#### Assignment:
Which of the lines below mention the word "crónicas"? Pull each one out.

#### Data provided:
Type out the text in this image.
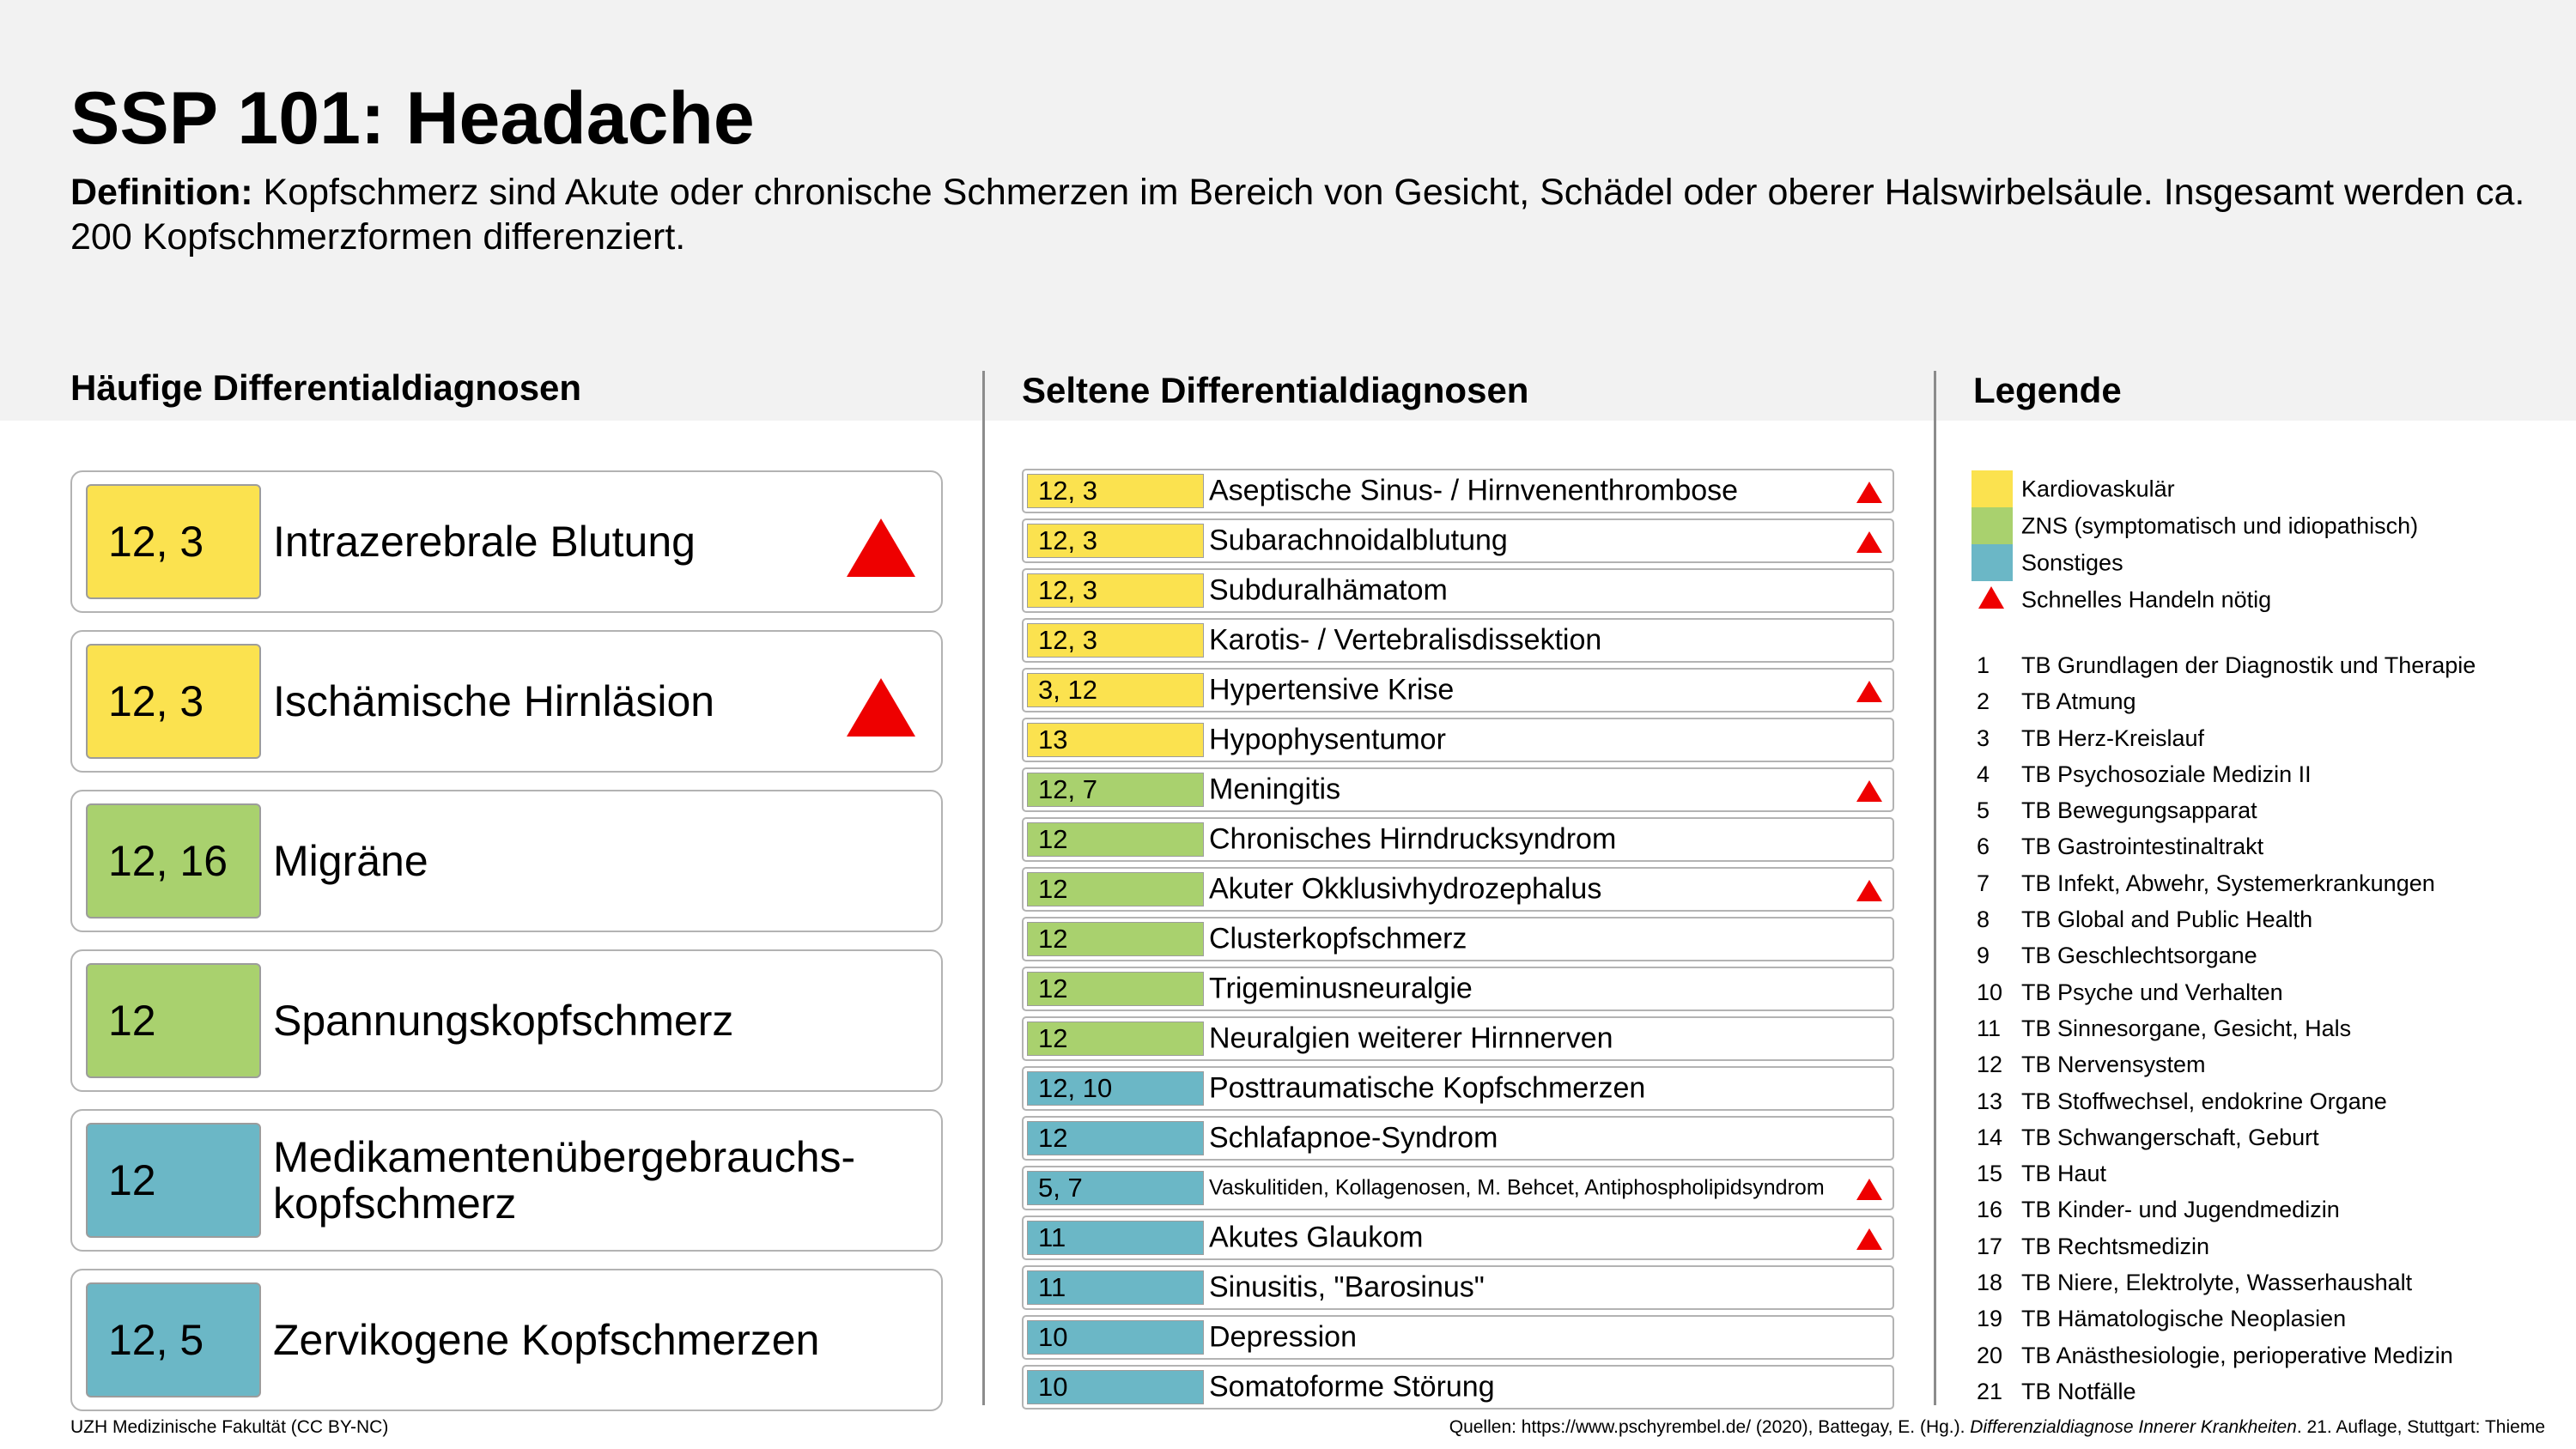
SSP 101: Headache
Definition: Kopfschmerz sind Akute oder chronische Schmerzen im Bereich von Gesicht, Schädel oder oberer Halswirbelsäule. Insgesamt werden ca. 200 Kopfschmerzformen differenziert.
Häufige Differentialdiagnosen	Seltene Differentialdiagnosen	Legende
12, 3 Intrazerebrale Blutung
12, 3 Ischämische Hirnläsion
12, 16 Migräne
12	Spannungskopfschmerz
12	Medikamentenübergebrauchs-
kopfschmerz
12, 5 Zervikogene Kopfschmerzen
12, 3	Aseptische Sinus- / Hirnvenenthrombose
12, 3	Subarachnoidalblutung
12, 3	Subduralhämatom
12, 3	Karotis- / Vertebralisdissektion
3, 12	Hypertensive Krise
13	Hypophysentumor
12, 7	Meningitis
12	Chronisches Hirndrucksyndrom
12	Akuter Okklusivhydrozephalus
12	Clusterkopfschmerz
12	Trigeminusneuralgie
12	Neuralgien weiterer Hirnnerven
12, 10	Posttraumatische Kopfschmerzen
12	Schlafapnoe-Syndrom
5, 7	Vaskulitiden, Kollagenosen, M. Behcet, Antiphospholipidsyndrom
11	Akutes Glaukom
11	Sinusitis, "Barosinus"
10	Depression
10	Somatoforme Störung
Kardiovaskulär
ZNS (symptomatisch und idiopathisch)
Sonstiges
Schnelles Handeln nötig
1	TB Grundlagen der Diagnostik und Therapie
2	TB Atmung
3	TB Herz-Kreislauf
4	TB Psychosoziale Medizin II
5	TB Bewegungsapparat
6	TB Gastrointestinaltrakt
7	TB Infekt, Abwehr, Systemerkrankungen
8	TB Global and Public Health
9	TB Geschlechtsorgane
10 TB Psyche und Verhalten
11 TB Sinnesorgane, Gesicht, Hals
12 TB Nervensystem
13 TB Stoffwechsel, endokrine Organe
14 TB Schwangerschaft, Geburt
15 TB Haut
16 TB Kinder- und Jugendmedizin
17 TB Rechtsmedizin
18 TB Niere, Elektrolyte, Wasserhaushalt
19 TB Hämatologische Neoplasien
20 TB Anästhesiologie, perioperative Medizin
21 TB Notfälle
UZH Medizinische Fakultät (CC BY-NC)	Quellen: https://www.pschyrembel.de/ (2020), Battegay, E. (Hg.). Differenzialdiagnose Innerer Krankheiten. 21. Auflage, Stuttgart: Thieme
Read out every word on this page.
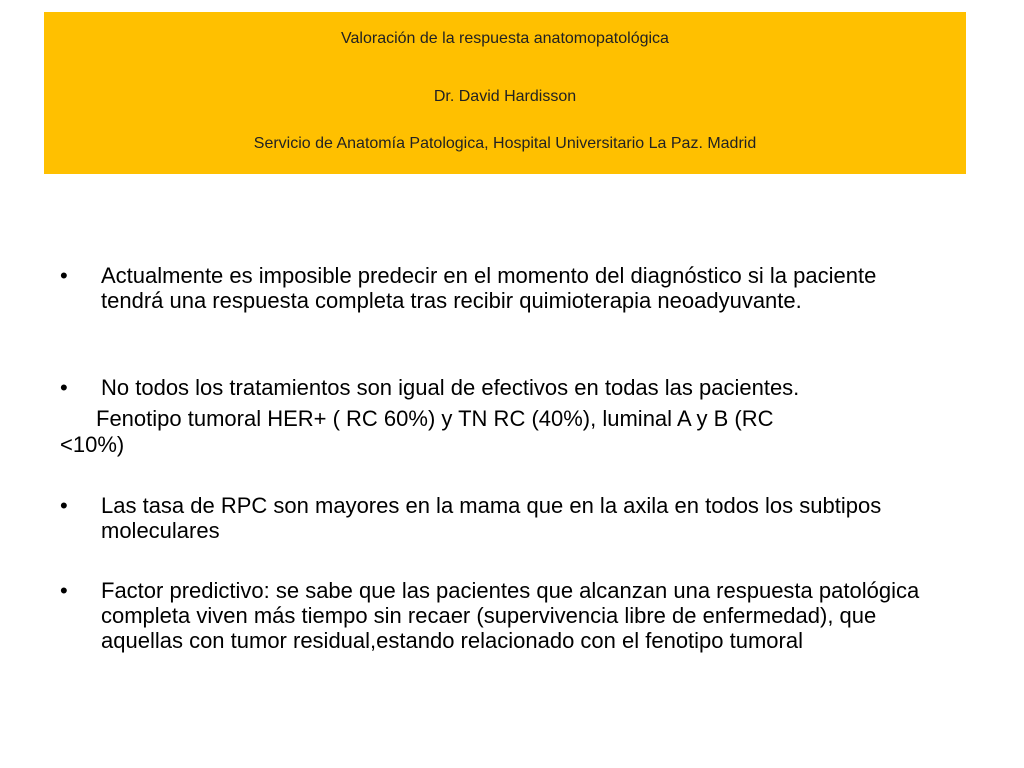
Valoración de la respuesta anatomopatológica
Dr. David Hardisson
Servicio de Anatomía Patologica, Hospital Universitario La Paz. Madrid
• Actualmente es imposible predecir en el momento del diagnóstico si la paciente tendrá una respuesta completa tras recibir quimioterapia neoadyuvante.
• No todos los tratamientos son igual de efectivos en todas las pacientes.
Fenotipo tumoral HER+ ( RC 60%) y TN RC (40%), luminal A y B (RC
<10%)
• Las tasa de RPC son mayores en la mama que en la axila en todos los subtipos moleculares
• Factor predictivo: se sabe que las pacientes que alcanzan una respuesta patológica completa viven más tiempo sin recaer (supervivencia libre de enfermedad), que aquellas con tumor residual,estando relacionado con el fenotipo tumoral
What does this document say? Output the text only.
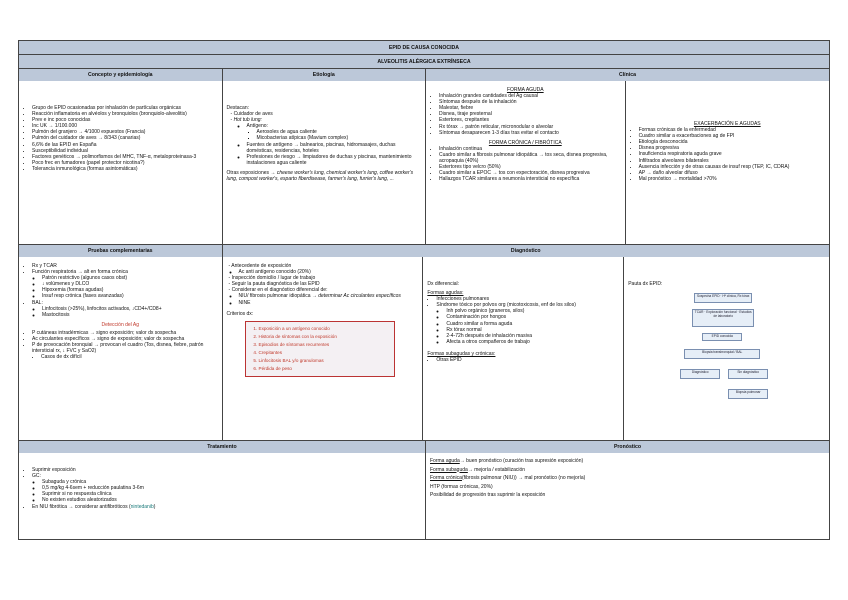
EPID DE CAUSA CONOCIDA
ALVEOLITIS ALÉRGICA EXTRÍNSECA
Concepto y epidemiología
• Grupo de EPID ocasionadas por inhalación de partículas orgánicas
• Reacción inflamatoria en alvéolos y bronquiolos (bronquiolo-alveolitis)
• Prev e inc poco conocidas
• Inc UK → 1/100.000
• Pulmón del granjero → 4/1000 expuestos (Francia)
• Pulmón del cuidador de aves → 8/343 (canarias)
• 6,6% de las EPID en España
• Susceptibilidad individual
• Factores genéticos → polimorfismos del MHC, TNF-α, metaloproteinasa-3
• Poco frec en fumadores (papel protector nicotina?)
• Tolerancia inmunológica (formas asintomáticas)
Etiología
Destacan:
- Cuidador de aves
- Hot tub lung:
◦ Antígeno:
▪ Aerosoles de agua caliente
▪ Micobacterias atípicas (Mavium complex)
◦ Fuentes de antígeno → balnearios, piscinas, hidromasajes, duchas domésticas, residencias, hoteles
◦ Profesiones de riesgo → limpiadores de duchas y piscinas, mantenimiento instalaciones agua caliente
Otras exposiciones → cheese worker's lung, chemical worker's lung, coffee worker's lung, compost worker's, esparto fiberdisease, farmer's lung, furrier's lung, ...
Clínica
FORMA AGUDA
• Inhalación grandes cantidades del Ag causal
• Síntomas después de la inhalación
• Malestar, fiebre
• Disnea, tiraje presternal
• Estertores, crepitantes
• Rx tórax → patrón reticular, micronodular o alveolar
• Síntomas desaparecen 1-3 días tras evitar el contacto
FORMA CRÓNICA / FIBRÓTICA
• Inhalación continua
• Cuadro similar a fibrosis pulmonar idiopática → tos seca, disnea progresiva, acropaquia (40%)
• Estertores tipo velcro (50%)
• Cuadro similar a EPOC → tos con expectoración, disnea progresiva
• Hallazgos TCAR similares a neumonía intersticial no específica
EXACERBACIÓN E AGUDAS
• Formas crónicas de la enfermedad
• Cuadro similar a exacerbaciones ag de FPI
• Etiología desconocida
• Disnea progresiva
• Insuficiencia respiratoria aguda grave
• Infiltrados alveolares bilaterales
• Ausencia infección y de otras causas de insuf resp (TEP, IC, CDRA)
• AP → daño alveolar difuso
• Mal pronóstico → mortalidad >70%
Pruebas complementarias
• Rx y TCAR
• Función respiratoria → alt en forma crónica
◦ Patrón restrictivo (algunos casos obst)
◦ ↓ volúmenes y DLCO
◦ Hipoxemia (formas agudas)
◦ Insuf resp crónica (fases avanzadas)
• BAL:
◦ Linfocitosis (>25%), linfocitos activados, ↓CD4+/CD8+
◦ Mastocitosis
Detección del Ag
• P cutáneas intradérmicas → signo exposición; valor dx sospecha
• Ac circulantes específicos → signo de exposición; valor dx sospecha
• P de provocación bronquial → provocan el cuadro (Tos, disnea, fiebre, patrón intersticial rx, ↓ FVC y SaO2)
• Casos de dx difícil
Diagnóstico
- Antecedente de exposición
◦ Ac anti antígeno conocido (20%)
- Inspección domicilio / lugar de trabajo
- Seguir la pauta diagnóstica de las EPID
- Considerar en el diagnóstico diferencial de:
◦ NIU/ fibrosis pulmonar idiopática → determinar Ac circulantes específicos
◦ NINE
Criterios dx:
1. Exposición a un antígeno conocido
2. Historia de síntomas con la exposición
3. Episodios de síntomas recurrentes
4. Crepitantes
5. Linfocitosis BAL y/o granulomas
6. Pérdida de peso
Dx diferencial:
Formas agudas:
• Infecciones pulmonares
• Síndrome tóxico por polvos org (micotoxicosis, enf de los silos)
◦ Inh polvo orgánico (graneros, silos)
◦ Contaminación por hongos
◦ Cuadro similar a forma aguda
◦ Rx tórax normal
◦ 2-4-72h después de inhalación masiva
◦ Afecta a otros compañeros de trabajo
Formas subagudas y crónicas:
• Otras EPID
Pauta dx EPID:
Sospecha EPID · Hª clínica, Rx tórax
TCAR · Exploración funcional · Estudios de laboratorio
EPID conocida
Biopsia transbronquial / BAL
Diagnóstico	Sin diagnóstico
Biopsia pulmonar
Tratamiento
• Suprimir exposición
• GC:
◦ Subaguda y crónica
◦ 0,5 mg/kg 4-6sem + reducción paulatina 3-6m
◦ Suprimir si no respuesta clínica
◦ No existen estudios aleatorizados
• En NIU fibrótica → considerar antifibróticos (nintedanib)
Pronóstico
Forma aguda→ buen pronóstico (curación tras supresión exposición)
Forma subaguda→ mejoría / estabilización
Forma crónica(fibrosis pulmonar (NIU)) → mal pronóstico (no mejoría)
HTP (formas crónicas, 20%)
Posibilidad de progresión tras suprimir la exposición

#### Response to this exercise:
• Formas crónicas de la enfermedad
Formas subagudas y crónicas:
HTP (formas crónicas, 20%)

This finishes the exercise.